-- WRITTEN TASK --
Using the listing below, give the number of lines where "Ended" appears, and nothing else.

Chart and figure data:
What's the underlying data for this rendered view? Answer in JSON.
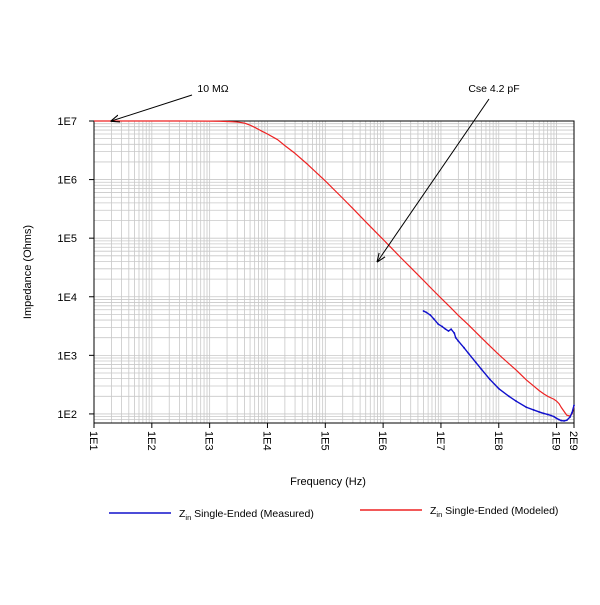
{
  "chart_data": {
    "type": "line",
    "xlabel": "Frequency (Hz)",
    "ylabel": "Impedance (Ohms)",
    "x_scale": "log",
    "y_scale": "log",
    "xlim": [
      10,
      2000000000
    ],
    "ylim": [
      70,
      10000000
    ],
    "x_ticks": [
      {
        "value": 10,
        "label": "1E1"
      },
      {
        "value": 100,
        "label": "1E2"
      },
      {
        "value": 1000,
        "label": "1E3"
      },
      {
        "value": 10000,
        "label": "1E4"
      },
      {
        "value": 100000,
        "label": "1E5"
      },
      {
        "value": 1000000,
        "label": "1E6"
      },
      {
        "value": 10000000,
        "label": "1E7"
      },
      {
        "value": 100000000,
        "label": "1E8"
      },
      {
        "value": 1000000000,
        "label": "1E9"
      },
      {
        "value": 2000000000,
        "label": "2E9"
      }
    ],
    "y_ticks": [
      {
        "value": 100,
        "label": "1E2"
      },
      {
        "value": 1000,
        "label": "1E3"
      },
      {
        "value": 10000,
        "label": "1E4"
      },
      {
        "value": 100000,
        "label": "1E5"
      },
      {
        "value": 1000000,
        "label": "1E6"
      },
      {
        "value": 10000000,
        "label": "1E7"
      }
    ],
    "grid": true,
    "legend_position": "bottom",
    "series": [
      {
        "name": "Single-Ended (Measured)",
        "name_prefix": "Z",
        "name_sub": "in",
        "color": "#1010cc",
        "x": [
          5000000,
          5600000,
          6500000,
          7500000,
          9000000,
          10500000,
          12000000,
          13500000,
          15000000,
          17000000,
          18000000,
          20000000,
          25000000,
          30000000,
          40000000,
          50000000,
          70000000,
          100000000,
          150000000,
          200000000,
          300000000,
          400000000,
          500000000,
          600000000,
          700000000,
          800000000,
          900000000,
          1000000000,
          1100000000,
          1200000000,
          1350000000,
          1500000000,
          1700000000,
          1850000000,
          2000000000
        ],
        "y": [
          5700,
          5400,
          4900,
          4200,
          3400,
          3100,
          2800,
          2600,
          2800,
          2400,
          2000,
          1750,
          1350,
          1080,
          760,
          580,
          390,
          270,
          200,
          165,
          130,
          117,
          108,
          102,
          98,
          94,
          90,
          84,
          80,
          77,
          76,
          78,
          88,
          105,
          140
        ]
      },
      {
        "name": "Single-Ended (Modeled)",
        "name_prefix": "Z",
        "name_sub": "in",
        "color": "#ee2222",
        "x": [
          10,
          30,
          100,
          300,
          1000,
          1500,
          2000,
          2500,
          3000,
          3500,
          4000,
          5000,
          6000,
          7000,
          8000,
          10000,
          15000,
          20000,
          30000,
          50000,
          100000,
          200000,
          300000,
          500000,
          1000000,
          2000000,
          3000000,
          5000000,
          7000000,
          10000000,
          15000000,
          20000000,
          30000000,
          50000000,
          70000000,
          100000000,
          150000000,
          200000000,
          300000000,
          400000000,
          500000000,
          600000000,
          700000000,
          800000000,
          900000000,
          1000000000,
          1100000000,
          1200000000,
          1350000000,
          1500000000,
          1700000000,
          1850000000,
          2000000000
        ],
        "y": [
          10000000,
          10000000,
          10000000,
          9990000,
          9960000,
          9900000,
          9800000,
          9700000,
          9600000,
          9400000,
          9200000,
          8500000,
          7800000,
          7200000,
          6700000,
          6000000,
          4800000,
          3800000,
          2800000,
          1800000,
          950000,
          480000,
          320000,
          190000,
          95000,
          47000,
          31500,
          19000,
          13500,
          9500,
          6400,
          4800,
          3300,
          2000,
          1450,
          1030,
          720,
          560,
          380,
          300,
          250,
          220,
          200,
          188,
          178,
          165,
          150,
          130,
          110,
          95,
          92,
          100,
          135
        ]
      }
    ],
    "annotations": [
      {
        "text": "10 MΩ",
        "target_x": 20,
        "target_y": 10000000
      },
      {
        "text": "Cse 4.2 pF",
        "target_x": 800000,
        "target_y": 40000
      }
    ]
  }
}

-- RIGHT ANSWER --
2